▶ _What you have to do_:
Write out the records beneath this line exactly as they appear, minus any images.
START Input rows
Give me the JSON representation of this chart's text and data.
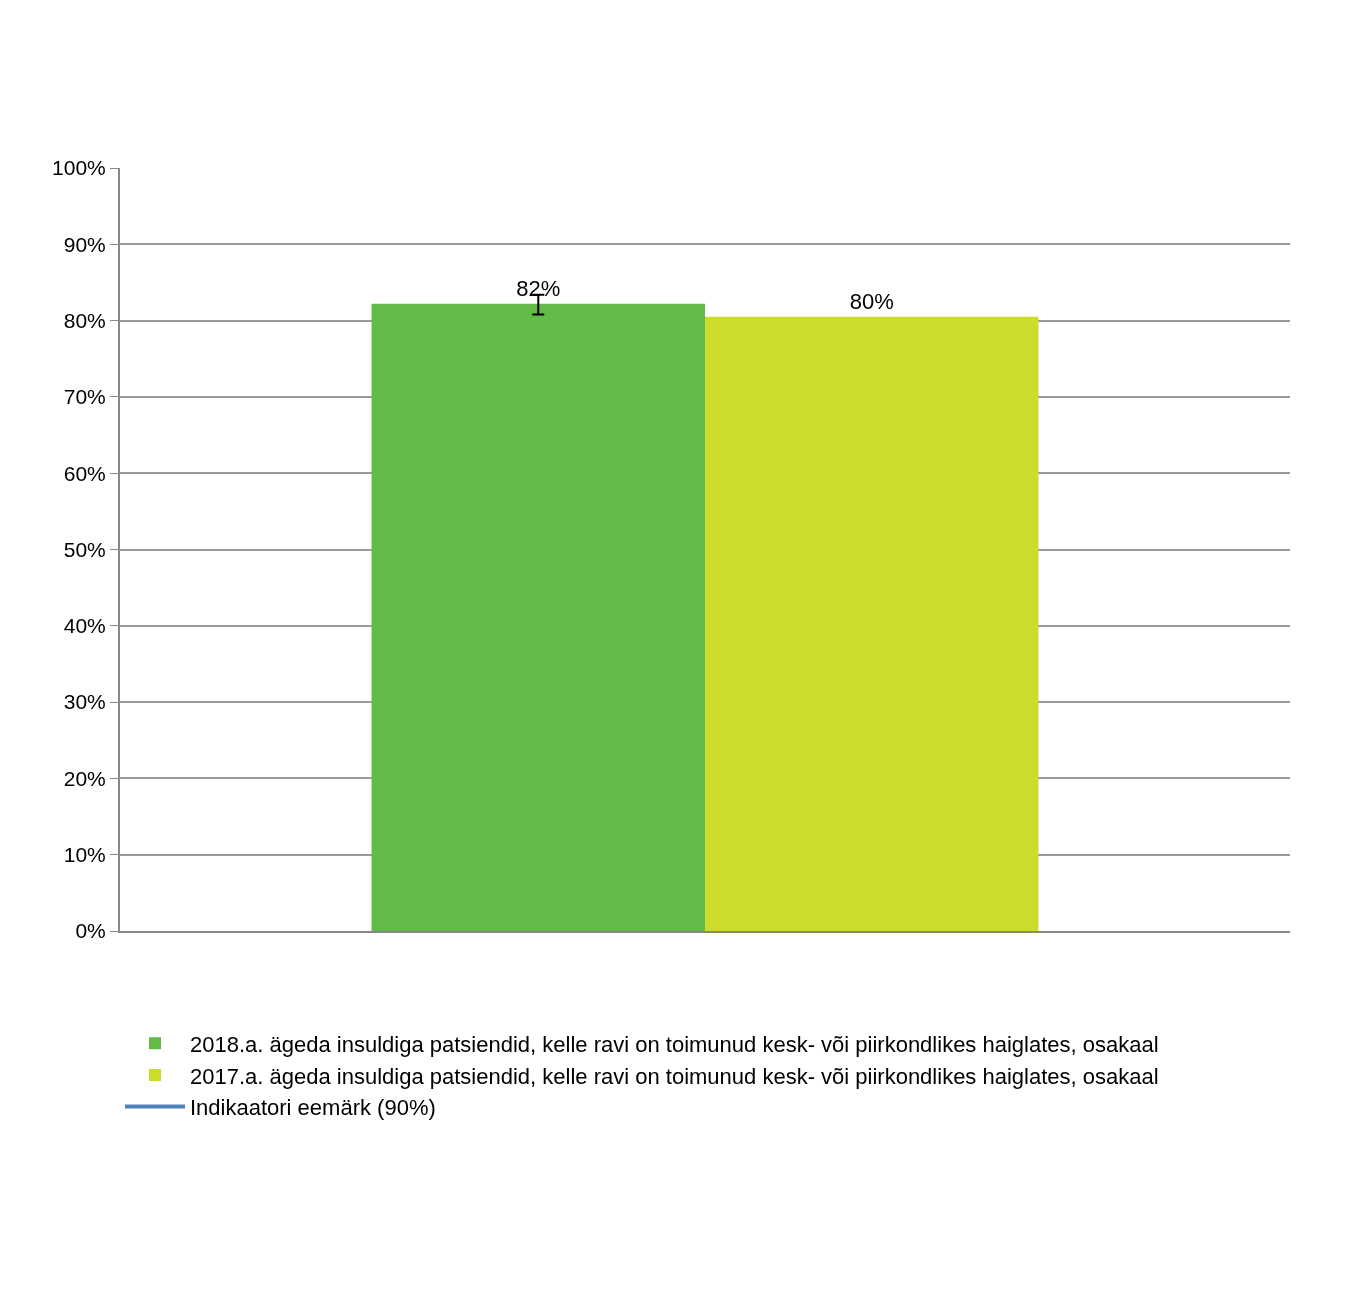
{
  "chart_data": {
    "type": "bar",
    "categories": [
      null
    ],
    "series": [
      {
        "name": "2018.a. ägeda insuldiga patsiendid, kelle ravi on toimunud kesk- või piirkondlikes haiglates, osakaal",
        "color": "#62bb46",
        "values": [
          82.2
        ],
        "value_labels": [
          "82%"
        ],
        "errors": [
          [
            80.8,
            83.4
          ]
        ]
      },
      {
        "name": "2017.a. ägeda insuldiga patsiendid, kelle ravi on toimunud kesk- või piirkondlikes haiglates, osakaal",
        "color": "#cbdc2c",
        "values": [
          80.5
        ],
        "value_labels": [
          "80%"
        ]
      },
      {
        "name": "Indikaatori eemärk (90%)",
        "type": "line",
        "color": "#4f81bd",
        "values": [
          null
        ]
      }
    ],
    "ylim": [
      0,
      100
    ],
    "yticks": [
      {
        "value": 0,
        "label": "0%"
      },
      {
        "value": 10,
        "label": "10%"
      },
      {
        "value": 20,
        "label": "20%"
      },
      {
        "value": 30,
        "label": "30%"
      },
      {
        "value": 40,
        "label": "40%"
      },
      {
        "value": 50,
        "label": "50%"
      },
      {
        "value": 60,
        "label": "60%"
      },
      {
        "value": 70,
        "label": "70%"
      },
      {
        "value": 80,
        "label": "80%"
      },
      {
        "value": 90,
        "label": "90%"
      },
      {
        "value": 100,
        "label": "100%"
      }
    ],
    "grid": "y",
    "legend": "bottom"
  }
}
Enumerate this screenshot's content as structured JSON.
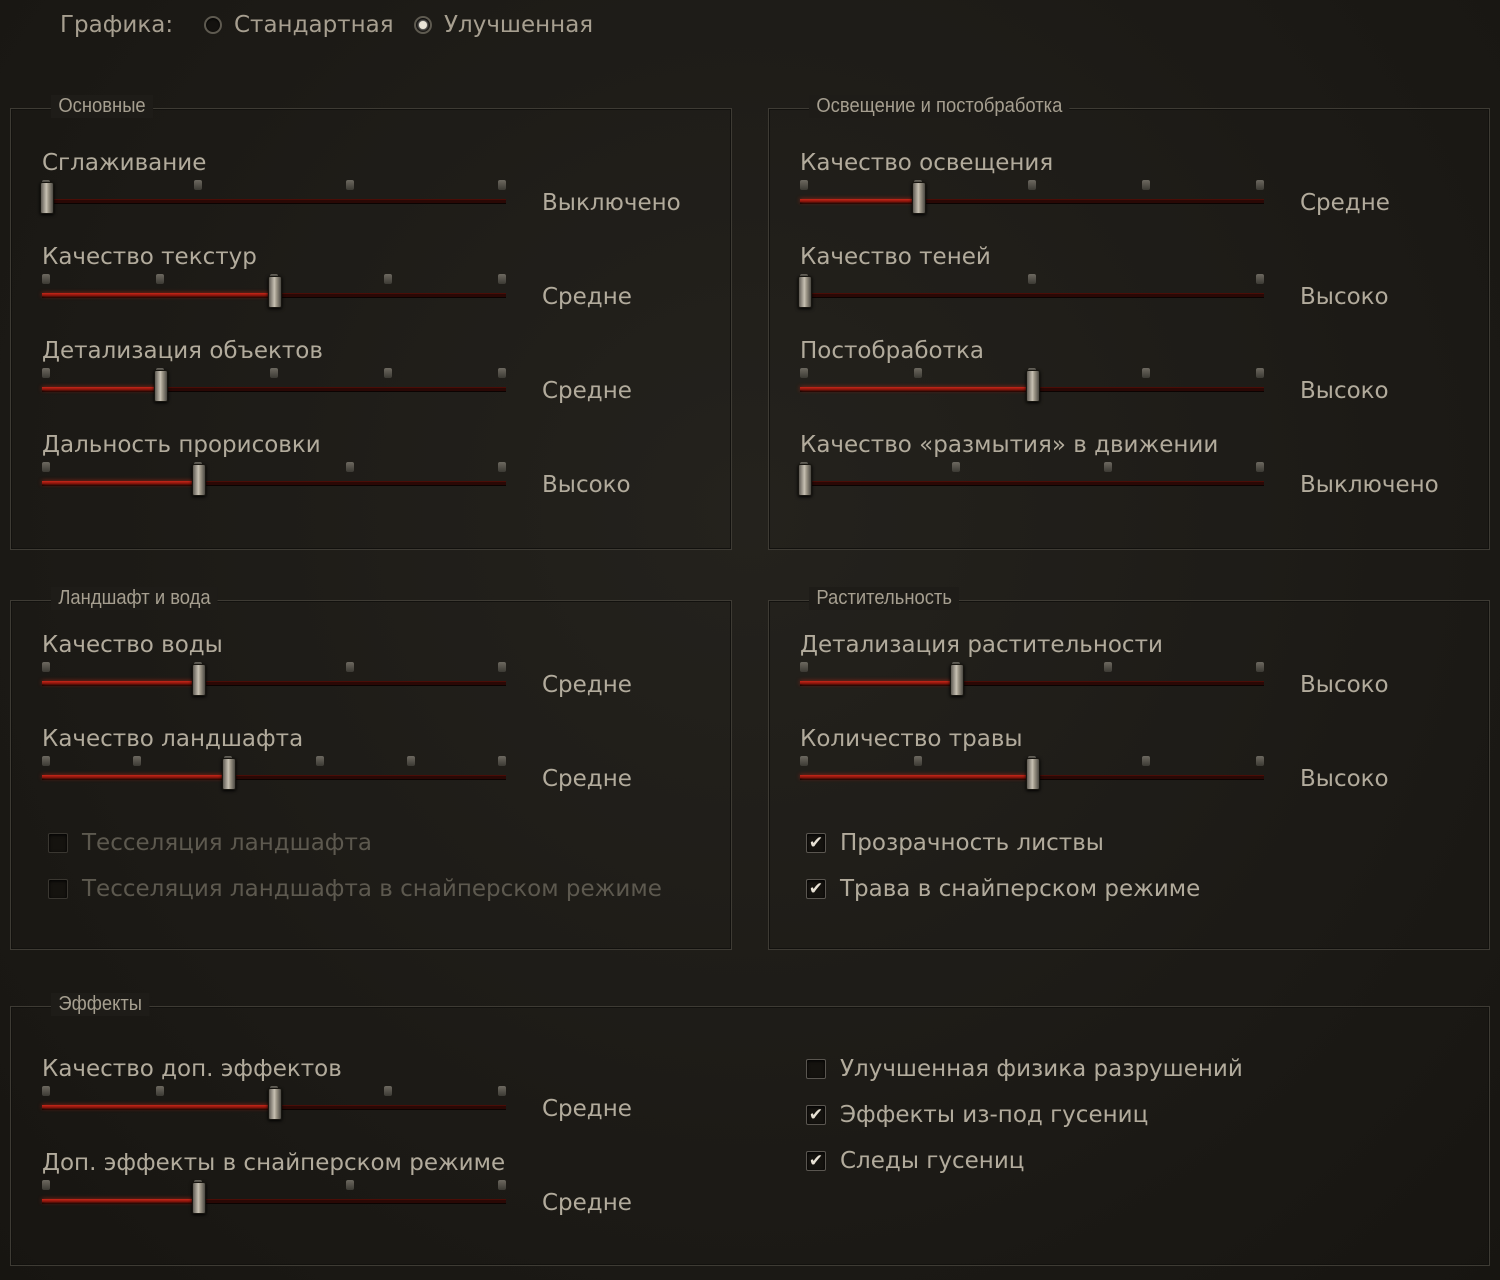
{
  "graphics": {
    "label": "Графика:",
    "options": [
      {
        "label": "Стандартная",
        "selected": false
      },
      {
        "label": "Улучшенная",
        "selected": true
      }
    ]
  },
  "panels": {
    "basic": {
      "title": "Основные",
      "settings": [
        {
          "label": "Сглаживание",
          "value": "Выключено",
          "steps": 4,
          "level": 0
        },
        {
          "label": "Качество текстур",
          "value": "Средне",
          "steps": 5,
          "level": 2
        },
        {
          "label": "Детализация объектов",
          "value": "Средне",
          "steps": 5,
          "level": 1
        },
        {
          "label": "Дальность прорисовки",
          "value": "Высоко",
          "steps": 4,
          "level": 1
        }
      ]
    },
    "lighting": {
      "title": "Освещение и постобработка",
      "settings": [
        {
          "label": "Качество освещения",
          "value": "Средне",
          "steps": 5,
          "level": 1
        },
        {
          "label": "Качество теней",
          "value": "Высоко",
          "steps": 3,
          "level": 0
        },
        {
          "label": "Постобработка",
          "value": "Высоко",
          "steps": 5,
          "level": 2
        },
        {
          "label": "Качество «размытия» в движении",
          "value": "Выключено",
          "steps": 4,
          "level": 0
        }
      ]
    },
    "landscape": {
      "title": "Ландшафт и вода",
      "settings": [
        {
          "label": "Качество воды",
          "value": "Средне",
          "steps": 4,
          "level": 1
        },
        {
          "label": "Качество ландшафта",
          "value": "Средне",
          "steps": 6,
          "level": 2
        }
      ],
      "checks": [
        {
          "label": "Тесселяция ландшафта",
          "checked": false,
          "disabled": true
        },
        {
          "label": "Тесселяция ландшафта в снайперском режиме",
          "checked": false,
          "disabled": true
        }
      ]
    },
    "vegetation": {
      "title": "Растительность",
      "settings": [
        {
          "label": "Детализация растительности",
          "value": "Высоко",
          "steps": 4,
          "level": 1
        },
        {
          "label": "Количество травы",
          "value": "Высоко",
          "steps": 5,
          "level": 2
        }
      ],
      "checks": [
        {
          "label": "Прозрачность листвы",
          "checked": true,
          "disabled": false
        },
        {
          "label": "Трава в снайперском режиме",
          "checked": true,
          "disabled": false
        }
      ]
    },
    "effects": {
      "title": "Эффекты",
      "settings": [
        {
          "label": "Качество доп. эффектов",
          "value": "Средне",
          "steps": 5,
          "level": 2
        },
        {
          "label": "Доп. эффекты в снайперском режиме",
          "value": "Средне",
          "steps": 4,
          "level": 1
        }
      ],
      "checks": [
        {
          "label": "Улучшенная физика разрушений",
          "checked": false,
          "disabled": false
        },
        {
          "label": "Эффекты из-под гусениц",
          "checked": true,
          "disabled": false
        },
        {
          "label": "Следы гусениц",
          "checked": true,
          "disabled": false
        }
      ]
    }
  },
  "check_glyph": "✔"
}
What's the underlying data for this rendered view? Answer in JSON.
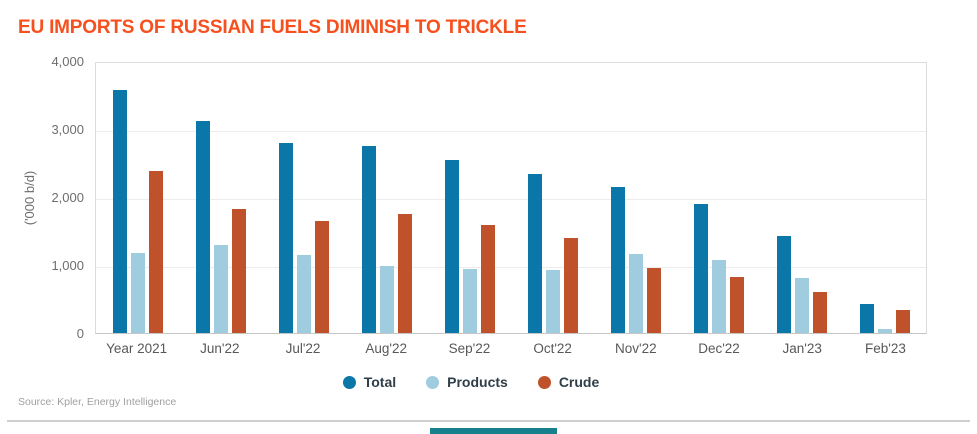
{
  "title": "EU IMPORTS OF RUSSIAN FUELS DIMINISH TO TRICKLE",
  "source": "Source: Kpler, Energy Intelligence",
  "colors": {
    "title": "#f5501e",
    "total": "#0b77a8",
    "products": "#9fccdf",
    "crude": "#c0522b",
    "accent_bar": "#16808c"
  },
  "chart_data": {
    "type": "bar",
    "title": "EU IMPORTS OF RUSSIAN FUELS DIMINISH TO TRICKLE",
    "xlabel": "",
    "ylabel": "('000 b/d)",
    "ylim": [
      0,
      4000
    ],
    "grid": true,
    "legend_position": "bottom-center",
    "categories": [
      "Year 2021",
      "Jun'22",
      "Jul'22",
      "Aug'22",
      "Sep'22",
      "Oct'22",
      "Nov'22",
      "Dec'22",
      "Jan'23",
      "Feb'23"
    ],
    "yticks": [
      {
        "value": 0,
        "label": "0"
      },
      {
        "value": 1000,
        "label": "1,000"
      },
      {
        "value": 2000,
        "label": "2,000"
      },
      {
        "value": 3000,
        "label": "3,000"
      },
      {
        "value": 4000,
        "label": "4,000"
      }
    ],
    "series": [
      {
        "name": "Total",
        "color": "#0b77a8",
        "values": [
          3570,
          3120,
          2790,
          2750,
          2550,
          2340,
          2140,
          1900,
          1420,
          420
        ]
      },
      {
        "name": "Products",
        "color": "#9fccdf",
        "values": [
          1170,
          1290,
          1140,
          990,
          940,
          930,
          1160,
          1080,
          810,
          65
        ]
      },
      {
        "name": "Crude",
        "color": "#c0522b",
        "values": [
          2380,
          1820,
          1650,
          1750,
          1590,
          1400,
          960,
          830,
          600,
          340
        ]
      }
    ]
  }
}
END Input rows
▶ _Response to the task_:
Give me the JSON representation of this chart's text and data.
{
  "chart_data": {
    "type": "bar",
    "categories": [
      null
    ],
    "series": [
      {
        "name": "2018.a. ägeda insuldiga patsiendid, kelle ravi on toimunud kesk- või piirkondlikes haiglates, osakaal",
        "color": "#62bb46",
        "values": [
          82.2
        ],
        "value_labels": [
          "82%"
        ],
        "errors": [
          [
            80.8,
            83.4
          ]
        ]
      },
      {
        "name": "2017.a. ägeda insuldiga patsiendid, kelle ravi on toimunud kesk- või piirkondlikes haiglates, osakaal",
        "color": "#cbdc2c",
        "values": [
          80.5
        ],
        "value_labels": [
          "80%"
        ]
      },
      {
        "name": "Indikaatori eemärk (90%)",
        "type": "line",
        "color": "#4f81bd",
        "values": [
          null
        ]
      }
    ],
    "ylim": [
      0,
      100
    ],
    "yticks": [
      {
        "value": 0,
        "label": "0%"
      },
      {
        "value": 10,
        "label": "10%"
      },
      {
        "value": 20,
        "label": "20%"
      },
      {
        "value": 30,
        "label": "30%"
      },
      {
        "value": 40,
        "label": "40%"
      },
      {
        "value": 50,
        "label": "50%"
      },
      {
        "value": 60,
        "label": "60%"
      },
      {
        "value": 70,
        "label": "70%"
      },
      {
        "value": 80,
        "label": "80%"
      },
      {
        "value": 90,
        "label": "90%"
      },
      {
        "value": 100,
        "label": "100%"
      }
    ],
    "grid": "y",
    "legend": "bottom"
  }
}
Enumerate this screenshot's content as structured JSON.
{
  "graphics": {
    "label": "Графика:",
    "options": [
      {
        "label": "Стандартная",
        "selected": false
      },
      {
        "label": "Улучшенная",
        "selected": true
      }
    ]
  },
  "panels": {
    "basic": {
      "title": "Основные",
      "settings": [
        {
          "label": "Сглаживание",
          "value": "Выключено",
          "steps": 4,
          "level": 0
        },
        {
          "label": "Качество текстур",
          "value": "Средне",
          "steps": 5,
          "level": 2
        },
        {
          "label": "Детализация объектов",
          "value": "Средне",
          "steps": 5,
          "level": 1
        },
        {
          "label": "Дальность прорисовки",
          "value": "Высоко",
          "steps": 4,
          "level": 1
        }
      ]
    },
    "lighting": {
      "title": "Освещение и постобработка",
      "settings": [
        {
          "label": "Качество освещения",
          "value": "Средне",
          "steps": 5,
          "level": 1
        },
        {
          "label": "Качество теней",
          "value": "Высоко",
          "steps": 3,
          "level": 0
        },
        {
          "label": "Постобработка",
          "value": "Высоко",
          "steps": 5,
          "level": 2
        },
        {
          "label": "Качество «размытия» в движении",
          "value": "Выключено",
          "steps": 4,
          "level": 0
        }
      ]
    },
    "landscape": {
      "title": "Ландшафт и вода",
      "settings": [
        {
          "label": "Качество воды",
          "value": "Средне",
          "steps": 4,
          "level": 1
        },
        {
          "label": "Качество ландшафта",
          "value": "Средне",
          "steps": 6,
          "level": 2
        }
      ],
      "checks": [
        {
          "label": "Тесселяция ландшафта",
          "checked": false,
          "disabled": true
        },
        {
          "label": "Тесселяция ландшафта в снайперском режиме",
          "checked": false,
          "disabled": true
        }
      ]
    },
    "vegetation": {
      "title": "Растительность",
      "settings": [
        {
          "label": "Детализация растительности",
          "value": "Высоко",
          "steps": 4,
          "level": 1
        },
        {
          "label": "Количество травы",
          "value": "Высоко",
          "steps": 5,
          "level": 2
        }
      ],
      "checks": [
        {
          "label": "Прозрачность листвы",
          "checked": true,
          "disabled": false
        },
        {
          "label": "Трава в снайперском режиме",
          "checked": true,
          "disabled": false
        }
      ]
    },
    "effects": {
      "title": "Эффекты",
      "settings": [
        {
          "label": "Качество доп. эффектов",
          "value": "Средне",
          "steps": 5,
          "level": 2
        },
        {
          "label": "Доп. эффекты в снайперском режиме",
          "value": "Средне",
          "steps": 4,
          "level": 1
        }
      ],
      "checks": [
        {
          "label": "Улучшенная физика разрушений",
          "checked": false,
          "disabled": false
        },
        {
          "label": "Эффекты из-под гусениц",
          "checked": true,
          "disabled": false
        },
        {
          "label": "Следы гусениц",
          "checked": true,
          "disabled": false
        }
      ]
    }
  },
  "check_glyph": "✔"
}
What's the underlying data for this rendered view? Answer in JSON.
{
  "title": "EU IMPORTS OF RUSSIAN FUELS DIMINISH TO TRICKLE",
  "source": "Source: Kpler, Energy Intelligence",
  "colors": {
    "title": "#f5501e",
    "total": "#0b77a8",
    "products": "#9fccdf",
    "crude": "#c0522b",
    "accent_bar": "#16808c"
  },
  "chart_data": {
    "type": "bar",
    "title": "EU IMPORTS OF RUSSIAN FUELS DIMINISH TO TRICKLE",
    "xlabel": "",
    "ylabel": "('000 b/d)",
    "ylim": [
      0,
      4000
    ],
    "grid": true,
    "legend_position": "bottom-center",
    "categories": [
      "Year 2021",
      "Jun'22",
      "Jul'22",
      "Aug'22",
      "Sep'22",
      "Oct'22",
      "Nov'22",
      "Dec'22",
      "Jan'23",
      "Feb'23"
    ],
    "yticks": [
      {
        "value": 0,
        "label": "0"
      },
      {
        "value": 1000,
        "label": "1,000"
      },
      {
        "value": 2000,
        "label": "2,000"
      },
      {
        "value": 3000,
        "label": "3,000"
      },
      {
        "value": 4000,
        "label": "4,000"
      }
    ],
    "series": [
      {
        "name": "Total",
        "color": "#0b77a8",
        "values": [
          3570,
          3120,
          2790,
          2750,
          2550,
          2340,
          2140,
          1900,
          1420,
          420
        ]
      },
      {
        "name": "Products",
        "color": "#9fccdf",
        "values": [
          1170,
          1290,
          1140,
          990,
          940,
          930,
          1160,
          1080,
          810,
          65
        ]
      },
      {
        "name": "Crude",
        "color": "#c0522b",
        "values": [
          2380,
          1820,
          1650,
          1750,
          1590,
          1400,
          960,
          830,
          600,
          340
        ]
      }
    ]
  }
}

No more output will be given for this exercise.